** Brief **
What follows is a set of entries. Repeat them exactly, but not their pictures.

begin

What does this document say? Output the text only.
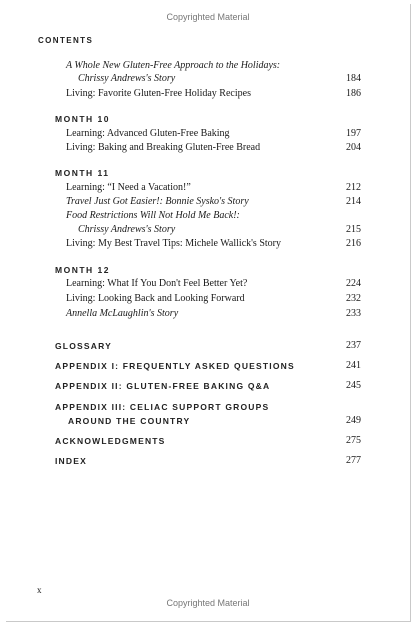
Copyrighted Material
CONTENTS
A Whole New Gluten-Free Approach to the Holidays:
Chrissy Andrews's Story	184
Living: Favorite Gluten-Free Holiday Recipes	186
MONTH 10
Learning: Advanced Gluten-Free Baking	197
Living: Baking and Breaking Gluten-Free Bread	204
MONTH 11
Learning: “I Need a Vacation!”	212
Travel Just Got Easier!: Bonnie Sysko's Story	214
Food Restrictions Will Not Hold Me Back!:
Chrissy Andrews's Story	215
Living: My Best Travel Tips: Michele Wallick's Story	216
MONTH 12
Learning: What If You Don't Feel Better Yet?	224
Living: Looking Back and Looking Forward	232
Annella McLaughlin's Story	233
GLOSSARY	237
APPENDIX I: FREQUENTLY ASKED QUESTIONS	241
APPENDIX II: GLUTEN-FREE BAKING Q&A	245
APPENDIX III: CELIAC SUPPORT GROUPS
AROUND THE COUNTRY	249
ACKNOWLEDGMENTS	275
INDEX	277
x
Copyrighted Material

end

** Reply **
What does this document say? Output the text only.
Copyrighted Material
CONTENTS
A Whole New Gluten-Free Approach to the Holidays:
Chrissy Andrews's Story	184
Living: Favorite Gluten-Free Holiday Recipes	186
MONTH 10
Learning: Advanced Gluten-Free Baking	197
Living: Baking and Breaking Gluten-Free Bread	204
MONTH 11
Learning: “I Need a Vacation!”	212
Travel Just Got Easier!: Bonnie Sysko's Story	214
Food Restrictions Will Not Hold Me Back!:
Chrissy Andrews's Story	215
Living: My Best Travel Tips: Michele Wallick's Story	216
MONTH 12
Learning: What If You Don't Feel Better Yet?	224
Living: Looking Back and Looking Forward	232
Annella McLaughlin's Story	233
GLOSSARY	237
APPENDIX I: FREQUENTLY ASKED QUESTIONS	241
APPENDIX II: GLUTEN-FREE BAKING Q&A	245
APPENDIX III: CELIAC SUPPORT GROUPS
AROUND THE COUNTRY	249
ACKNOWLEDGMENTS	275
INDEX	277
x
Copyrighted Material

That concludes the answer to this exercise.